- **GIVEN INFORMATION**
________________________________________

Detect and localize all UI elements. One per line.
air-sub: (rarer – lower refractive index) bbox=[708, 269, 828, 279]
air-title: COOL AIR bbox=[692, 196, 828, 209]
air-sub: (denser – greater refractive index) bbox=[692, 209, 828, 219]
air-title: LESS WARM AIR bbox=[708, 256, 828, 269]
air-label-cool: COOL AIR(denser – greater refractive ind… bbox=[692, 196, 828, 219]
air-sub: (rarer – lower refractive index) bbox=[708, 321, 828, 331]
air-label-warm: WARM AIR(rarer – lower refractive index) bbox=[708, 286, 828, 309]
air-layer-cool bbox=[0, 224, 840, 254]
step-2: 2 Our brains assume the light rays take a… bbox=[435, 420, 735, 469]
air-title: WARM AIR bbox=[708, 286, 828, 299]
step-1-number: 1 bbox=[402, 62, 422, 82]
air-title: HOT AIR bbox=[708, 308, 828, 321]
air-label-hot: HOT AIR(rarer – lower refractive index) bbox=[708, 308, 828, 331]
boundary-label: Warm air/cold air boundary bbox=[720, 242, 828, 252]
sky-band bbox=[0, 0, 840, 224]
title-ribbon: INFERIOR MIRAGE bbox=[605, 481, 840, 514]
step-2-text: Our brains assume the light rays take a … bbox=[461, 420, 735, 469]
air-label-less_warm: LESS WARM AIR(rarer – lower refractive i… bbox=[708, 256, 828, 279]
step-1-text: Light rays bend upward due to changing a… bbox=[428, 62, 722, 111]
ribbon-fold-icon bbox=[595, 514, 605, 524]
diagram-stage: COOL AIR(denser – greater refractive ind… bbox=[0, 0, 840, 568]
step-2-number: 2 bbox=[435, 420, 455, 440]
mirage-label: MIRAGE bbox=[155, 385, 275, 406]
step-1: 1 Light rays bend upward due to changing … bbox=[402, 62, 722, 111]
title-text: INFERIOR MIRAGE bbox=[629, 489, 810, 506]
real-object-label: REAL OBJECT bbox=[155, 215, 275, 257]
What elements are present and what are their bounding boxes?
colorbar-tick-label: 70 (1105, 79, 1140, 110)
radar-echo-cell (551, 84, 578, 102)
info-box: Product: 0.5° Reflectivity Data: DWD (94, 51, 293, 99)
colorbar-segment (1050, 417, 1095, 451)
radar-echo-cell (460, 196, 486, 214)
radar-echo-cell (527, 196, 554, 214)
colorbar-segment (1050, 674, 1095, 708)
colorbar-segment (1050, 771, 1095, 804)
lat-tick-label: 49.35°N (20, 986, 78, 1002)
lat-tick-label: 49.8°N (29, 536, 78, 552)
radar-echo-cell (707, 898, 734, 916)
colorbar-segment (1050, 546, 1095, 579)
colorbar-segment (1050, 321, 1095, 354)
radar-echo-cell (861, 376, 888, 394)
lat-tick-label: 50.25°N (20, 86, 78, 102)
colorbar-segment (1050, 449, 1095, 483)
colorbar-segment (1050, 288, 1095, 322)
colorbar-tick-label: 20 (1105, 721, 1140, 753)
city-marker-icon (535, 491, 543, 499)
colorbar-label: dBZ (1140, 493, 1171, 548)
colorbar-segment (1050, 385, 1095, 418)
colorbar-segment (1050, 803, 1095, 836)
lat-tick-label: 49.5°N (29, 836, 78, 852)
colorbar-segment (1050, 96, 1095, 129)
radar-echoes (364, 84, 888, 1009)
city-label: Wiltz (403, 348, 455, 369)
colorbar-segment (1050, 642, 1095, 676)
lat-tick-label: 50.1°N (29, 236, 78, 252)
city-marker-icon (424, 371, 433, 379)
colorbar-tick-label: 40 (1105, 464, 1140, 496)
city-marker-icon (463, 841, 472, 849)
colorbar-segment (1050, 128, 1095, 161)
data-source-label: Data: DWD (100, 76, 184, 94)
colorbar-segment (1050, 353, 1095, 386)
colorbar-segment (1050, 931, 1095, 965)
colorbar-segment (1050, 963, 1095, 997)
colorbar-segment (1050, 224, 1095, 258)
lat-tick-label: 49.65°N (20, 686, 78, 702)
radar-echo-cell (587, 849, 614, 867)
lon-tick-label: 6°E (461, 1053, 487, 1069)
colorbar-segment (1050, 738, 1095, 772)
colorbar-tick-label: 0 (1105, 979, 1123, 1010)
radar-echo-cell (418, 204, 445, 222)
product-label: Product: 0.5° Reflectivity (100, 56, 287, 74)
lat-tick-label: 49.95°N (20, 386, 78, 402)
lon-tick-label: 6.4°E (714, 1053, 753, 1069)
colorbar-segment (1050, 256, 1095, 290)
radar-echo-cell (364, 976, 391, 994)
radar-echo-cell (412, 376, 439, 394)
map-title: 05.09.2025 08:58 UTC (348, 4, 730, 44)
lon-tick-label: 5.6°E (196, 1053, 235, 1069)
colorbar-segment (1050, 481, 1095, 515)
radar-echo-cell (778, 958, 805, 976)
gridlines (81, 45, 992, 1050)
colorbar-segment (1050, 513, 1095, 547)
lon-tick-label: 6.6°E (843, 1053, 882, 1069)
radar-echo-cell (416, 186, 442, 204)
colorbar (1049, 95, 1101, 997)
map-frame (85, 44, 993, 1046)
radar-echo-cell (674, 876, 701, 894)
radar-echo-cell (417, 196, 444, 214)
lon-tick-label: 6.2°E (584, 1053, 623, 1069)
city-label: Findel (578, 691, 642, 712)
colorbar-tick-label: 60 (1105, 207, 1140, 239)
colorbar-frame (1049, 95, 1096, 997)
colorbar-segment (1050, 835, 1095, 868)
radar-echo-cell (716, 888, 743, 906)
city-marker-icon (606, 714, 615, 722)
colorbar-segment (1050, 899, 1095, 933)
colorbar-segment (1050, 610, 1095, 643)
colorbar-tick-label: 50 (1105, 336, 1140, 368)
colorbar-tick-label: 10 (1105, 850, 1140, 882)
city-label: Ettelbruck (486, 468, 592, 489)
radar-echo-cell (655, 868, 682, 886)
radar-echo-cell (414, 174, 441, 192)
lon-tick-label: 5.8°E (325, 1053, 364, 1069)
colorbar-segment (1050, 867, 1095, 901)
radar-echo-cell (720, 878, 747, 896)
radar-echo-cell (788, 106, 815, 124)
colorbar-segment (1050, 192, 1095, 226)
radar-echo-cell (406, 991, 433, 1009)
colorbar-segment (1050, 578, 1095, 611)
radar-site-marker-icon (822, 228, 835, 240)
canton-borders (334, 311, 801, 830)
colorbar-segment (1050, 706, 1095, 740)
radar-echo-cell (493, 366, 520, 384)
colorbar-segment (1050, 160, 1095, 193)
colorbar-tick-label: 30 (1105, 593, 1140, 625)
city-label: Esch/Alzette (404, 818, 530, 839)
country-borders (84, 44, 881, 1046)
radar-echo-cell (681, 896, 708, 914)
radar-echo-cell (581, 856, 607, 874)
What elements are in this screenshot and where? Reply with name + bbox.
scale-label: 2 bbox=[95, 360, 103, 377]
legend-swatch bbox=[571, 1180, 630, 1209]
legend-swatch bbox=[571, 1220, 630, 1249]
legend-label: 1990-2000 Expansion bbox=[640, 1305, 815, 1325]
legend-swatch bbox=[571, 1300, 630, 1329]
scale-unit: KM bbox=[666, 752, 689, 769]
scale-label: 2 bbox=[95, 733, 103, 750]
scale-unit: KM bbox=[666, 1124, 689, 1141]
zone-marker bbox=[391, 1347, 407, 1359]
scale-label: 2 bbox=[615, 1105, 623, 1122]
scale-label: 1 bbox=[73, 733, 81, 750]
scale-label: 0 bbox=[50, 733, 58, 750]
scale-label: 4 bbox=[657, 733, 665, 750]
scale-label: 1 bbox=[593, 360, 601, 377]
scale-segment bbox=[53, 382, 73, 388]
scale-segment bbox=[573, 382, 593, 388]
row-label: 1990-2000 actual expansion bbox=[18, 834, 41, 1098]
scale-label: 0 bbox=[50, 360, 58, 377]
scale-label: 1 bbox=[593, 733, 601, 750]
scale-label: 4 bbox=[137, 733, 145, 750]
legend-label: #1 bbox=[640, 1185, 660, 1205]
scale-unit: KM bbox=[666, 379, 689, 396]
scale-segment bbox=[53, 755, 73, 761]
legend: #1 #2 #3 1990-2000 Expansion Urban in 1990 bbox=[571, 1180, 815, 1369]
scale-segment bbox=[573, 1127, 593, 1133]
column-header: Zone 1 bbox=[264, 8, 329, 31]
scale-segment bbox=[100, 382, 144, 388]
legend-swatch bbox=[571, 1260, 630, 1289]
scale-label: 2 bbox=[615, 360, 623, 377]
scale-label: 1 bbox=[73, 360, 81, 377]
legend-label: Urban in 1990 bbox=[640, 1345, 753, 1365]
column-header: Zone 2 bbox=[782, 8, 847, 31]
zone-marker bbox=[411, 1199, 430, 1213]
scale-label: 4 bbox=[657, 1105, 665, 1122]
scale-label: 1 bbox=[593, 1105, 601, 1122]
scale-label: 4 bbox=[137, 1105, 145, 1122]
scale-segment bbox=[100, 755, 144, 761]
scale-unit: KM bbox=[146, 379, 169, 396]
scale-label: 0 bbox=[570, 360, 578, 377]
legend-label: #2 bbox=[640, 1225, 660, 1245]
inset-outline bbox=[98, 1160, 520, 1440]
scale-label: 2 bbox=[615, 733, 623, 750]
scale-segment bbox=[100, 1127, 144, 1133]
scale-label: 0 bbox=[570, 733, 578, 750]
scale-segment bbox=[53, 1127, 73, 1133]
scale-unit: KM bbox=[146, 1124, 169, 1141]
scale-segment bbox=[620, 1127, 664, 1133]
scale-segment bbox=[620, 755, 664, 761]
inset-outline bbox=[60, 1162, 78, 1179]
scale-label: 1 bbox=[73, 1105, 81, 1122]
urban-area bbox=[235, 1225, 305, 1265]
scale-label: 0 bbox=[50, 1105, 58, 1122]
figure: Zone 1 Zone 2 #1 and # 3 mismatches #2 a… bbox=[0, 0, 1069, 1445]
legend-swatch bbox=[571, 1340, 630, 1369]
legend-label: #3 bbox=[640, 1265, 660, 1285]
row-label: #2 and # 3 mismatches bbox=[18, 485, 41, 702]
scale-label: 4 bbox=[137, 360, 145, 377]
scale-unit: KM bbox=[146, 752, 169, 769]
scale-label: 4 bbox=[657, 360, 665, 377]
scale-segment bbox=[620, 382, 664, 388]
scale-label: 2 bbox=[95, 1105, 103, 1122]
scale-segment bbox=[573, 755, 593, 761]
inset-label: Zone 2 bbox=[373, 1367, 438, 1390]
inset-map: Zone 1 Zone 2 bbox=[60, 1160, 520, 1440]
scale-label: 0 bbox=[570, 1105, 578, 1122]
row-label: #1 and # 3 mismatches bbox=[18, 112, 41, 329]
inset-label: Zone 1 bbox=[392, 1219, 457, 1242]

________________________________________

- **WORK TO COMPLETE**
Can you set down the records above, word for word, from their first line up to and including the line with "title-text: INFERIOR MIRAGE"?

- **OUTPUT OF THE EXERCISE**
Detect and localize all UI elements. One per line.
air-sub: (rarer – lower refractive index) bbox=[708, 269, 828, 279]
air-title: COOL AIR bbox=[692, 196, 828, 209]
air-sub: (denser – greater refractive index) bbox=[692, 209, 828, 219]
air-title: LESS WARM AIR bbox=[708, 256, 828, 269]
air-label-cool: COOL AIR(denser – greater refractive ind… bbox=[692, 196, 828, 219]
air-sub: (rarer – lower refractive index) bbox=[708, 321, 828, 331]
air-label-warm: WARM AIR(rarer – lower refractive index) bbox=[708, 286, 828, 309]
air-layer-cool bbox=[0, 224, 840, 254]
step-2: 2 Our brains assume the light rays take a… bbox=[435, 420, 735, 469]
air-title: WARM AIR bbox=[708, 286, 828, 299]
step-1-number: 1 bbox=[402, 62, 422, 82]
air-title: HOT AIR bbox=[708, 308, 828, 321]
air-label-hot: HOT AIR(rarer – lower refractive index) bbox=[708, 308, 828, 331]
boundary-label: Warm air/cold air boundary bbox=[720, 242, 828, 252]
sky-band bbox=[0, 0, 840, 224]
title-ribbon: INFERIOR MIRAGE bbox=[605, 481, 840, 514]
step-2-text: Our brains assume the light rays take a … bbox=[461, 420, 735, 469]
air-label-less_warm: LESS WARM AIR(rarer – lower refractive i… bbox=[708, 256, 828, 279]
step-1-text: Light rays bend upward due to changing a… bbox=[428, 62, 722, 111]
ribbon-fold-icon bbox=[595, 514, 605, 524]
diagram-stage: COOL AIR(denser – greater refractive ind… bbox=[0, 0, 840, 568]
step-2-number: 2 bbox=[435, 420, 455, 440]
mirage-label: MIRAGE bbox=[155, 385, 275, 406]
step-1: 1 Light rays bend upward due to changing … bbox=[402, 62, 722, 111]
title-text: INFERIOR MIRAGE bbox=[629, 489, 810, 506]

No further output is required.